---------- RECORDED DATA
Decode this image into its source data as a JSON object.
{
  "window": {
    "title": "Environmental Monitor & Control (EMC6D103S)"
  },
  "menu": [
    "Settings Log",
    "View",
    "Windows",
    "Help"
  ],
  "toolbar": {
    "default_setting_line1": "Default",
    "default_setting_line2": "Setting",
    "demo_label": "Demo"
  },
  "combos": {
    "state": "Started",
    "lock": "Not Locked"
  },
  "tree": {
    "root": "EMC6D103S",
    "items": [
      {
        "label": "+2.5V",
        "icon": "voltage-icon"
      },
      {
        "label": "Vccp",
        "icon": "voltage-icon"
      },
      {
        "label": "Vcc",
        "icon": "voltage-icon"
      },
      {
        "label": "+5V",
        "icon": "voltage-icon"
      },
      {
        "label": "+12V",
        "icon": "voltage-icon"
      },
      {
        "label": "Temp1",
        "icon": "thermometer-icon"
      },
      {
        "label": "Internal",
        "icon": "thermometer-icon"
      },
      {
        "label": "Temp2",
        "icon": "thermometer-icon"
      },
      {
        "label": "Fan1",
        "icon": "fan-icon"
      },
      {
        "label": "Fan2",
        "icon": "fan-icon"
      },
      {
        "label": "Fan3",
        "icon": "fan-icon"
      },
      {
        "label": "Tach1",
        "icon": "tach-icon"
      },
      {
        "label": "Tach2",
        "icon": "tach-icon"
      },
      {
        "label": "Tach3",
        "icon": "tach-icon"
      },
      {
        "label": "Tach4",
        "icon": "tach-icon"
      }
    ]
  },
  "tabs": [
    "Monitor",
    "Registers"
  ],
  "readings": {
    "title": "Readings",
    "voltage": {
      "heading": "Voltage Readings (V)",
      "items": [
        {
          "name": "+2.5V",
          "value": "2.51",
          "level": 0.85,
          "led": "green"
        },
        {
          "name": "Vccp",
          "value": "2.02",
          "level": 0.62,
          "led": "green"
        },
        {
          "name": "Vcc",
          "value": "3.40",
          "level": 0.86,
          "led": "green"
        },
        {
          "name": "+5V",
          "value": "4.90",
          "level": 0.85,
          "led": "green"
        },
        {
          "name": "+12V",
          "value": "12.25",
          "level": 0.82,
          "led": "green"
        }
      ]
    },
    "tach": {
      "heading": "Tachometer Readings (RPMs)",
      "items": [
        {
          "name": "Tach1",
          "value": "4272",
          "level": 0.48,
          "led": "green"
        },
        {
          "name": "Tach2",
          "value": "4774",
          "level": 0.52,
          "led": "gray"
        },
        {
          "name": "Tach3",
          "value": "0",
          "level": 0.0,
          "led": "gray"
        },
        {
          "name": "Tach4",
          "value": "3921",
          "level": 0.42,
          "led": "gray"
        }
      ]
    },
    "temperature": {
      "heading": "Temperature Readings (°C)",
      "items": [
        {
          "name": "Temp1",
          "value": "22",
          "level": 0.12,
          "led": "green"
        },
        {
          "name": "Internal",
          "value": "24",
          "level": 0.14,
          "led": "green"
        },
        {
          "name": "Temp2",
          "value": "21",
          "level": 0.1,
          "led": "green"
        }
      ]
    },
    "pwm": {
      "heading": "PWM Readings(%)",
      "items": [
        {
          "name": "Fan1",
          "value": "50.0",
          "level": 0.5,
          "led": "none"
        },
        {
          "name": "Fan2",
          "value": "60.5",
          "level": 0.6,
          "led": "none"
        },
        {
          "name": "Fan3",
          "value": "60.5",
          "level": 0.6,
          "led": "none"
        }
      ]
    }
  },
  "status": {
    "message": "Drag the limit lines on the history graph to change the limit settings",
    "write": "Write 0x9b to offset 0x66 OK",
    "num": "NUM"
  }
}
--------------------
---------- RECORDED DATA
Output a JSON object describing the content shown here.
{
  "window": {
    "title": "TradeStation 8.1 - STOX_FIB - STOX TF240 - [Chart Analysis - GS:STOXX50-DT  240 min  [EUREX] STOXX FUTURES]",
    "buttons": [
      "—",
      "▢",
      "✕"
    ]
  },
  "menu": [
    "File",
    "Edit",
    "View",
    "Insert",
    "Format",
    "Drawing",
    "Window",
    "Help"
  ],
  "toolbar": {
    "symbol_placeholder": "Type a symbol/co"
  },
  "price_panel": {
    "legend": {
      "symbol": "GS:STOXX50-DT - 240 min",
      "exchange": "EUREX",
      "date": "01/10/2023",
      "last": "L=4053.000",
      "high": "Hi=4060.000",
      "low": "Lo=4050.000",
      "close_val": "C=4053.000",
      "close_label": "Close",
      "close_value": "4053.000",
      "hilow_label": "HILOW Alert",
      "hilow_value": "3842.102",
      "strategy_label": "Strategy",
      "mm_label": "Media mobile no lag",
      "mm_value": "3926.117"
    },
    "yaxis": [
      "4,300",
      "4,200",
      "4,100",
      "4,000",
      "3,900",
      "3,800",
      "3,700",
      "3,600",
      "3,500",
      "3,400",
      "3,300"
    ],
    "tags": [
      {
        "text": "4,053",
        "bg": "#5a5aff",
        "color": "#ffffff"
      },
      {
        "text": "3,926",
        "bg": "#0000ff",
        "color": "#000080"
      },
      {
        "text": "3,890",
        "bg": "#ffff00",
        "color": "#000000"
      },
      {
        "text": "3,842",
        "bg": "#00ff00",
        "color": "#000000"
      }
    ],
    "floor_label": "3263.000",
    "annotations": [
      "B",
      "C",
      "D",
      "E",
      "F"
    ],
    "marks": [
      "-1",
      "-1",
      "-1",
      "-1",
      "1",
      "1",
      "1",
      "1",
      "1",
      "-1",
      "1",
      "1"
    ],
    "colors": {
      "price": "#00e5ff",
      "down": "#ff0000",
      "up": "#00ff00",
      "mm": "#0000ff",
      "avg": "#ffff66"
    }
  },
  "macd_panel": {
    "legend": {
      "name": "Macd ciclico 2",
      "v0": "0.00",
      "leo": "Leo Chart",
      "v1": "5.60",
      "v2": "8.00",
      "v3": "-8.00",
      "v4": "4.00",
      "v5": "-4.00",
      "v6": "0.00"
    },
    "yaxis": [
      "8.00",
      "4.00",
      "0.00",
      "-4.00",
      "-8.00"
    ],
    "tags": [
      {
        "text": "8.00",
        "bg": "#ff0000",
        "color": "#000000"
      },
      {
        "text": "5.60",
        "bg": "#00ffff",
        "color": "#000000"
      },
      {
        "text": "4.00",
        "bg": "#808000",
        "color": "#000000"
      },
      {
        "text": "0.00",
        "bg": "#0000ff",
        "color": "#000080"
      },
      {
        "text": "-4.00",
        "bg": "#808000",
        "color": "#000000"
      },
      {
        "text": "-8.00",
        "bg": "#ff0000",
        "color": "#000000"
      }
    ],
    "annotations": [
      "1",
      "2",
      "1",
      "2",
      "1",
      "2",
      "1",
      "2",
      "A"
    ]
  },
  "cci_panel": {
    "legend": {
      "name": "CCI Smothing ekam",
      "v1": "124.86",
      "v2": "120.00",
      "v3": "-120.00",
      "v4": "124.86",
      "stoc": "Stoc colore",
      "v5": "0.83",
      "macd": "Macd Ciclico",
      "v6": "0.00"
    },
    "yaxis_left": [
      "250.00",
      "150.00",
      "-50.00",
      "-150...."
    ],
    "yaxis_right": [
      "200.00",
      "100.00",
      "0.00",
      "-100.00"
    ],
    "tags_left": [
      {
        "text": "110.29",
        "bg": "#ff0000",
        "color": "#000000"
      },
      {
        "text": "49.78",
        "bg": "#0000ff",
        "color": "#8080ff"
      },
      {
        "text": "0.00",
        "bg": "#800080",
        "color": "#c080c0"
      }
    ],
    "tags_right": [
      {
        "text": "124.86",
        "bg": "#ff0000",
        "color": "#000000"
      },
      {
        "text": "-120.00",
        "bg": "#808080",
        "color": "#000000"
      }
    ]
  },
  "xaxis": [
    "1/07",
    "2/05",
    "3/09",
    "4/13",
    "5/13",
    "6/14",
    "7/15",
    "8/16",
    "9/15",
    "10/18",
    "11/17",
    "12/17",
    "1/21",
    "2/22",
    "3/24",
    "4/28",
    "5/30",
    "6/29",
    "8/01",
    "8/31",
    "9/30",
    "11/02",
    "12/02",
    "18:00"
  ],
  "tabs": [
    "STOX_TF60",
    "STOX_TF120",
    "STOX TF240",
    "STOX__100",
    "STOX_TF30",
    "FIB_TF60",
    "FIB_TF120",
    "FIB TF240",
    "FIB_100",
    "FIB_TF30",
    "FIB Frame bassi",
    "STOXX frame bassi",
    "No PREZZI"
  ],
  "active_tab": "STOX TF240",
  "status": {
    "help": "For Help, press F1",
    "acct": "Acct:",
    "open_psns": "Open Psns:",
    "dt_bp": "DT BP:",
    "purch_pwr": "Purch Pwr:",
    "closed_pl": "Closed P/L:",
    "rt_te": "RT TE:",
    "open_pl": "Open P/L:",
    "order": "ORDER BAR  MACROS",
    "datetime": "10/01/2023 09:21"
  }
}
--------------------
• CHALLENGE:
Report back each line of the entries that holds the string "object".

• THE SOLUTION:
Decode this image into its source data as a JSON object.
Output a JSON object describing the content shown here.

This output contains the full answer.